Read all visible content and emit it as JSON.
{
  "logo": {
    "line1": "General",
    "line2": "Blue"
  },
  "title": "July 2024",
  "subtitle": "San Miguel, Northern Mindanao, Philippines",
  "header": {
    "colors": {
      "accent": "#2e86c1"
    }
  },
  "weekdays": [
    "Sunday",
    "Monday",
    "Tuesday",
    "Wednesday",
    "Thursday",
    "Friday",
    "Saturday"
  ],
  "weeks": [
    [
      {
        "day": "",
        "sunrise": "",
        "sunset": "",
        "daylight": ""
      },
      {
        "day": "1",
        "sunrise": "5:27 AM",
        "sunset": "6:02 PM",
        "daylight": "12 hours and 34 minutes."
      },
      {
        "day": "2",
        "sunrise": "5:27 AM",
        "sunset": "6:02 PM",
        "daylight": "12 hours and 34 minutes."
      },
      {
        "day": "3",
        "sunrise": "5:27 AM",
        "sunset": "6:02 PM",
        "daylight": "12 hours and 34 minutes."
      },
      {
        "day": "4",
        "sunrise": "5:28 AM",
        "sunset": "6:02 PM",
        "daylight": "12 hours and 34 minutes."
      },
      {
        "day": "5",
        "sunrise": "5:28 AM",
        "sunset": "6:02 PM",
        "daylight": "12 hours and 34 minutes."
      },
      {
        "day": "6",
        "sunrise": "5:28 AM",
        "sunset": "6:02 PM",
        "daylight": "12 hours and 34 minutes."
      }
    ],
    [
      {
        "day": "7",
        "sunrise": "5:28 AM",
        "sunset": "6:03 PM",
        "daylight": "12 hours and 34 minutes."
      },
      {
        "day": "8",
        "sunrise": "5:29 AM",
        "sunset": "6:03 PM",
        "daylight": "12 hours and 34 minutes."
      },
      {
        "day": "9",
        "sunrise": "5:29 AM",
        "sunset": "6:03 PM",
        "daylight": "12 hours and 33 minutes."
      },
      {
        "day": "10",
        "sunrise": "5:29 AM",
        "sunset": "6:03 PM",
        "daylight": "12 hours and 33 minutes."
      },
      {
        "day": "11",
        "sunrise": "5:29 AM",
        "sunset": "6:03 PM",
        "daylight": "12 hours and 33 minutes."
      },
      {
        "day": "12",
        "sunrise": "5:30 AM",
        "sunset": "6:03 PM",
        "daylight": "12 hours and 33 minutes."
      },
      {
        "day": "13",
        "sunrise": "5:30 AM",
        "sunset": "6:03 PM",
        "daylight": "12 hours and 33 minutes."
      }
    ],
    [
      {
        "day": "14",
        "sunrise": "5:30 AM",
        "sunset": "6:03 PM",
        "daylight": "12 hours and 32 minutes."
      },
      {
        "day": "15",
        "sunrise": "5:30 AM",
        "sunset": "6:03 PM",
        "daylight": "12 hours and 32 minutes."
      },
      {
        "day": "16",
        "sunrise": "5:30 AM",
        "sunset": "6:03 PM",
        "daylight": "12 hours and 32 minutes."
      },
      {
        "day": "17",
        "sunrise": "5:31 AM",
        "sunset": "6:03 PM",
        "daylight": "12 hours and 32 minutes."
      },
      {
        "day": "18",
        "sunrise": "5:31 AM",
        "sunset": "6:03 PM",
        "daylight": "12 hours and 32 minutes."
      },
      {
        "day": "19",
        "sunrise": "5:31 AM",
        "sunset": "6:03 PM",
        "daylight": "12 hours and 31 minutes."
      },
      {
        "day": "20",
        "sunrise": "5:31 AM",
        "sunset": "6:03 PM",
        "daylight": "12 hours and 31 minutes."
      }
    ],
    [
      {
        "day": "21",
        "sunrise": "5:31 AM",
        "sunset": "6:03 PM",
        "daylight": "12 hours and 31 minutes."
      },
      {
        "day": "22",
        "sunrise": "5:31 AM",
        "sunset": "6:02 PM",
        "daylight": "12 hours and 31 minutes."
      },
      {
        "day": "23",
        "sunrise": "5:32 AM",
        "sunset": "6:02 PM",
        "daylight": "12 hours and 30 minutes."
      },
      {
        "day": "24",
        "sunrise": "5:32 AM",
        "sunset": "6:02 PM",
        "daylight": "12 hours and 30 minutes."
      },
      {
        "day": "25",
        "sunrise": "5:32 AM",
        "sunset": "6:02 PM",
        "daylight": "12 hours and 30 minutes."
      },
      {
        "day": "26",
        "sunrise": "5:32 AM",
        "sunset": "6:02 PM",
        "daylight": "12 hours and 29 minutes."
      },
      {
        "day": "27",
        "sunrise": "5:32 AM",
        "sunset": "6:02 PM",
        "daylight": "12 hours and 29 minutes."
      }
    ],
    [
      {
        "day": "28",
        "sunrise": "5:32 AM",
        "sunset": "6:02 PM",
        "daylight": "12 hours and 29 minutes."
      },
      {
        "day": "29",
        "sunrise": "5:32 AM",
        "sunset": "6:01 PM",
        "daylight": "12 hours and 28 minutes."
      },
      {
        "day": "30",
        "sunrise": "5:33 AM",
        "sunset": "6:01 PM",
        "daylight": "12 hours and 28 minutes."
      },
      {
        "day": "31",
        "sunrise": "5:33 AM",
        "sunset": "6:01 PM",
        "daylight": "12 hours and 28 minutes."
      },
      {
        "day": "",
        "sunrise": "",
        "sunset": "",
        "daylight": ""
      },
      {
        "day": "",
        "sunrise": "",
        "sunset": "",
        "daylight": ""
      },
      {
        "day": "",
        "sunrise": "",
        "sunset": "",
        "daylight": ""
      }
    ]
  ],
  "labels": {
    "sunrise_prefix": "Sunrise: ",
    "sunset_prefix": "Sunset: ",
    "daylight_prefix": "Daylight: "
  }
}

What is asked: Retype the entries one by one, exactly.

Final result:
Read all visible content and emit it as JSON.
{
  "logo": {
    "line1": "General",
    "line2": "Blue"
  },
  "title": "July 2024",
  "subtitle": "San Miguel, Northern Mindanao, Philippines",
  "header": {
    "colors": {
      "accent": "#2e86c1"
    }
  },
  "weekdays": [
    "Sunday",
    "Monday",
    "Tuesday",
    "Wednesday",
    "Thursday",
    "Friday",
    "Saturday"
  ],
  "weeks": [
    [
      {
        "day": "",
        "sunrise": "",
        "sunset": "",
        "daylight": ""
      },
      {
        "day": "1",
        "sunrise": "5:27 AM",
        "sunset": "6:02 PM",
        "daylight": "12 hours and 34 minutes."
      },
      {
        "day": "2",
        "sunrise": "5:27 AM",
        "sunset": "6:02 PM",
        "daylight": "12 hours and 34 minutes."
      },
      {
        "day": "3",
        "sunrise": "5:27 AM",
        "sunset": "6:02 PM",
        "daylight": "12 hours and 34 minutes."
      },
      {
        "day": "4",
        "sunrise": "5:28 AM",
        "sunset": "6:02 PM",
        "daylight": "12 hours and 34 minutes."
      },
      {
        "day": "5",
        "sunrise": "5:28 AM",
        "sunset": "6:02 PM",
        "daylight": "12 hours and 34 minutes."
      },
      {
        "day": "6",
        "sunrise": "5:28 AM",
        "sunset": "6:02 PM",
        "daylight": "12 hours and 34 minutes."
      }
    ],
    [
      {
        "day": "7",
        "sunrise": "5:28 AM",
        "sunset": "6:03 PM",
        "daylight": "12 hours and 34 minutes."
      },
      {
        "day": "8",
        "sunrise": "5:29 AM",
        "sunset": "6:03 PM",
        "daylight": "12 hours and 34 minutes."
      },
      {
        "day": "9",
        "sunrise": "5:29 AM",
        "sunset": "6:03 PM",
        "daylight": "12 hours and 33 minutes."
      },
      {
        "day": "10",
        "sunrise": "5:29 AM",
        "sunset": "6:03 PM",
        "daylight": "12 hours and 33 minutes."
      },
      {
        "day": "11",
        "sunrise": "5:29 AM",
        "sunset": "6:03 PM",
        "daylight": "12 hours and 33 minutes."
      },
      {
        "day": "12",
        "sunrise": "5:30 AM",
        "sunset": "6:03 PM",
        "daylight": "12 hours and 33 minutes."
      },
      {
        "day": "13",
        "sunrise": "5:30 AM",
        "sunset": "6:03 PM",
        "daylight": "12 hours and 33 minutes."
      }
    ],
    [
      {
        "day": "14",
        "sunrise": "5:30 AM",
        "sunset": "6:03 PM",
        "daylight": "12 hours and 32 minutes."
      },
      {
        "day": "15",
        "sunrise": "5:30 AM",
        "sunset": "6:03 PM",
        "daylight": "12 hours and 32 minutes."
      },
      {
        "day": "16",
        "sunrise": "5:30 AM",
        "sunset": "6:03 PM",
        "daylight": "12 hours and 32 minutes."
      },
      {
        "day": "17",
        "sunrise": "5:31 AM",
        "sunset": "6:03 PM",
        "daylight": "12 hours and 32 minutes."
      },
      {
        "day": "18",
        "sunrise": "5:31 AM",
        "sunset": "6:03 PM",
        "daylight": "12 hours and 32 minutes."
      },
      {
        "day": "19",
        "sunrise": "5:31 AM",
        "sunset": "6:03 PM",
        "daylight": "12 hours and 31 minutes."
      },
      {
        "day": "20",
        "sunrise": "5:31 AM",
        "sunset": "6:03 PM",
        "daylight": "12 hours and 31 minutes."
      }
    ],
    [
      {
        "day": "21",
        "sunrise": "5:31 AM",
        "sunset": "6:03 PM",
        "daylight": "12 hours and 31 minutes."
      },
      {
        "day": "22",
        "sunrise": "5:31 AM",
        "sunset": "6:02 PM",
        "daylight": "12 hours and 31 minutes."
      },
      {
        "day": "23",
        "sunrise": "5:32 AM",
        "sunset": "6:02 PM",
        "daylight": "12 hours and 30 minutes."
      },
      {
        "day": "24",
        "sunrise": "5:32 AM",
        "sunset": "6:02 PM",
        "daylight": "12 hours and 30 minutes."
      },
      {
        "day": "25",
        "sunrise": "5:32 AM",
        "sunset": "6:02 PM",
        "daylight": "12 hours and 30 minutes."
      },
      {
        "day": "26",
        "sunrise": "5:32 AM",
        "sunset": "6:02 PM",
        "daylight": "12 hours and 29 minutes."
      },
      {
        "day": "27",
        "sunrise": "5:32 AM",
        "sunset": "6:02 PM",
        "daylight": "12 hours and 29 minutes."
      }
    ],
    [
      {
        "day": "28",
        "sunrise": "5:32 AM",
        "sunset": "6:02 PM",
        "daylight": "12 hours and 29 minutes."
      },
      {
        "day": "29",
        "sunrise": "5:32 AM",
        "sunset": "6:01 PM",
        "daylight": "12 hours and 28 minutes."
      },
      {
        "day": "30",
        "sunrise": "5:33 AM",
        "sunset": "6:01 PM",
        "daylight": "12 hours and 28 minutes."
      },
      {
        "day": "31",
        "sunrise": "5:33 AM",
        "sunset": "6:01 PM",
        "daylight": "12 hours and 28 minutes."
      },
      {
        "day": "",
        "sunrise": "",
        "sunset": "",
        "daylight": ""
      },
      {
        "day": "",
        "sunrise": "",
        "sunset": "",
        "daylight": ""
      },
      {
        "day": "",
        "sunrise": "",
        "sunset": "",
        "daylight": ""
      }
    ]
  ],
  "labels": {
    "sunrise_prefix": "Sunrise: ",
    "sunset_prefix": "Sunset: ",
    "daylight_prefix": "Daylight: "
  }
}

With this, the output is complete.